> **YOUR TASK**
Copy out each line of the material below that holds the string "today".

> **DATA SUPPLIED**
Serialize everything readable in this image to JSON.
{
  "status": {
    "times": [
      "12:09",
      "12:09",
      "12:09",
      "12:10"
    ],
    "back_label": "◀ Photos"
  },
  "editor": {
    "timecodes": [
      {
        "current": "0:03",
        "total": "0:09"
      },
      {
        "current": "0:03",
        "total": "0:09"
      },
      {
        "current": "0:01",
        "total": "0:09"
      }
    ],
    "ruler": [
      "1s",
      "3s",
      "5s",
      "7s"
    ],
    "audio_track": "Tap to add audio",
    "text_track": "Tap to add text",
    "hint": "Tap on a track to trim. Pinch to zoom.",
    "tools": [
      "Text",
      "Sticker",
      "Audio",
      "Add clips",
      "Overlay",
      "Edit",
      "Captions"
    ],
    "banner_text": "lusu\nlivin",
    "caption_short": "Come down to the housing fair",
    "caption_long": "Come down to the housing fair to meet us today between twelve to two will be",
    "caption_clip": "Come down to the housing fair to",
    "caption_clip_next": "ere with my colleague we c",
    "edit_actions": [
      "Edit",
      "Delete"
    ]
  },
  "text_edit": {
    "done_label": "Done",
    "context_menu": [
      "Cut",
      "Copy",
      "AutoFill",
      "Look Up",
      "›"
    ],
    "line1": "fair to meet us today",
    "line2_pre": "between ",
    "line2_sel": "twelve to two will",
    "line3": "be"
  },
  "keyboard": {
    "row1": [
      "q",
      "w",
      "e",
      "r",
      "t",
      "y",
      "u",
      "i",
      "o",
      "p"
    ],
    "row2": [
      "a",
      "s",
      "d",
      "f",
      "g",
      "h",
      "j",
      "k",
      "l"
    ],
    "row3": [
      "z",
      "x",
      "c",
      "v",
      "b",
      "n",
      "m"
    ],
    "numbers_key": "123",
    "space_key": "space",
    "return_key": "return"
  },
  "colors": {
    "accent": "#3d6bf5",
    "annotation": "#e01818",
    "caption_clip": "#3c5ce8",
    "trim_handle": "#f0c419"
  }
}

> **EXERCISE ANSWER**
    "caption_long": "Come down to the housing fair to meet us today between twelve to two will be",
    "line1": "fair to meet us today",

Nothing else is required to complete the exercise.